Data to use >>
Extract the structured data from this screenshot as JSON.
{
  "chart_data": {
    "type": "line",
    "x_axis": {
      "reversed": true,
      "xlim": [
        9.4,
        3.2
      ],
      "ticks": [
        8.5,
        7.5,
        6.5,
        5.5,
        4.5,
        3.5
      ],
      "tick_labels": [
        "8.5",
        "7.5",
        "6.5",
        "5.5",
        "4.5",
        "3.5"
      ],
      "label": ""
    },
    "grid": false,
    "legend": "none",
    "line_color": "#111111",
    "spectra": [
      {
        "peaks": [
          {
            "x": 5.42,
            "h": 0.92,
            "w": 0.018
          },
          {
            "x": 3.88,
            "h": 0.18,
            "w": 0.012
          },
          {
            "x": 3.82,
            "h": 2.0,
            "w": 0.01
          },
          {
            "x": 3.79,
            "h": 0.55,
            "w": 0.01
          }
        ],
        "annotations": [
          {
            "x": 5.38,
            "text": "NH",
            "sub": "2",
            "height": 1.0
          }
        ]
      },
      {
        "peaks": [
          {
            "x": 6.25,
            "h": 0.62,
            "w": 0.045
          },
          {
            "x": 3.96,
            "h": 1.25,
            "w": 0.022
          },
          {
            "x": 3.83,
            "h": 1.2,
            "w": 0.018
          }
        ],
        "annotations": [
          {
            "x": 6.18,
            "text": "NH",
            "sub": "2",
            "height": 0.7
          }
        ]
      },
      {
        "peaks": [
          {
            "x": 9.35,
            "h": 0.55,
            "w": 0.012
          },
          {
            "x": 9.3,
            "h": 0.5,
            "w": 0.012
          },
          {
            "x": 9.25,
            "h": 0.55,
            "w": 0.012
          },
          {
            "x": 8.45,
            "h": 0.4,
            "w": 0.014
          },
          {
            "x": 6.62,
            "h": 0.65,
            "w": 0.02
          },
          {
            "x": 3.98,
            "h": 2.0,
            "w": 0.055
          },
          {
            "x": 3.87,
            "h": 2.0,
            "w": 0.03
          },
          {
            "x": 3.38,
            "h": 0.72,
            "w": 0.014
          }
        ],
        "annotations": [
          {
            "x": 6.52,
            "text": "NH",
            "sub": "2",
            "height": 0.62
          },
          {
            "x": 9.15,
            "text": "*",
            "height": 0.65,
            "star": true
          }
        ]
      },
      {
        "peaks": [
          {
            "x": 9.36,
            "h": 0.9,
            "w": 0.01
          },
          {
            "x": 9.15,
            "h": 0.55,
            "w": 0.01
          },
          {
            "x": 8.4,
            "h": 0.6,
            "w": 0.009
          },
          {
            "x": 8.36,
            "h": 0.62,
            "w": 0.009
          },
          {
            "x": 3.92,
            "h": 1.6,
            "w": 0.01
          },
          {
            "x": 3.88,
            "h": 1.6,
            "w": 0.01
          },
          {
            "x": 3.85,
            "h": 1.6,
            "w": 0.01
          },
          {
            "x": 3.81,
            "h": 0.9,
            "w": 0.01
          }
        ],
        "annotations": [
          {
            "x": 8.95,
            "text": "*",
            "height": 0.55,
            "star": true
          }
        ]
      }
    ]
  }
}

Aim >>
Please quote the records above exactly, without skipping a line.

The solution >>
Extract the structured data from this screenshot as JSON.
{
  "chart_data": {
    "type": "line",
    "x_axis": {
      "reversed": true,
      "xlim": [
        9.4,
        3.2
      ],
      "ticks": [
        8.5,
        7.5,
        6.5,
        5.5,
        4.5,
        3.5
      ],
      "tick_labels": [
        "8.5",
        "7.5",
        "6.5",
        "5.5",
        "4.5",
        "3.5"
      ],
      "label": ""
    },
    "grid": false,
    "legend": "none",
    "line_color": "#111111",
    "spectra": [
      {
        "peaks": [
          {
            "x": 5.42,
            "h": 0.92,
            "w": 0.018
          },
          {
            "x": 3.88,
            "h": 0.18,
            "w": 0.012
          },
          {
            "x": 3.82,
            "h": 2.0,
            "w": 0.01
          },
          {
            "x": 3.79,
            "h": 0.55,
            "w": 0.01
          }
        ],
        "annotations": [
          {
            "x": 5.38,
            "text": "NH",
            "sub": "2",
            "height": 1.0
          }
        ]
      },
      {
        "peaks": [
          {
            "x": 6.25,
            "h": 0.62,
            "w": 0.045
          },
          {
            "x": 3.96,
            "h": 1.25,
            "w": 0.022
          },
          {
            "x": 3.83,
            "h": 1.2,
            "w": 0.018
          }
        ],
        "annotations": [
          {
            "x": 6.18,
            "text": "NH",
            "sub": "2",
            "height": 0.7
          }
        ]
      },
      {
        "peaks": [
          {
            "x": 9.35,
            "h": 0.55,
            "w": 0.012
          },
          {
            "x": 9.3,
            "h": 0.5,
            "w": 0.012
          },
          {
            "x": 9.25,
            "h": 0.55,
            "w": 0.012
          },
          {
            "x": 8.45,
            "h": 0.4,
            "w": 0.014
          },
          {
            "x": 6.62,
            "h": 0.65,
            "w": 0.02
          },
          {
            "x": 3.98,
            "h": 2.0,
            "w": 0.055
          },
          {
            "x": 3.87,
            "h": 2.0,
            "w": 0.03
          },
          {
            "x": 3.38,
            "h": 0.72,
            "w": 0.014
          }
        ],
        "annotations": [
          {
            "x": 6.52,
            "text": "NH",
            "sub": "2",
            "height": 0.62
          },
          {
            "x": 9.15,
            "text": "*",
            "height": 0.65,
            "star": true
          }
        ]
      },
      {
        "peaks": [
          {
            "x": 9.36,
            "h": 0.9,
            "w": 0.01
          },
          {
            "x": 9.15,
            "h": 0.55,
            "w": 0.01
          },
          {
            "x": 8.4,
            "h": 0.6,
            "w": 0.009
          },
          {
            "x": 8.36,
            "h": 0.62,
            "w": 0.009
          },
          {
            "x": 3.92,
            "h": 1.6,
            "w": 0.01
          },
          {
            "x": 3.88,
            "h": 1.6,
            "w": 0.01
          },
          {
            "x": 3.85,
            "h": 1.6,
            "w": 0.01
          },
          {
            "x": 3.81,
            "h": 0.9,
            "w": 0.01
          }
        ],
        "annotations": [
          {
            "x": 8.95,
            "text": "*",
            "height": 0.55,
            "star": true
          }
        ]
      }
    ]
  }
}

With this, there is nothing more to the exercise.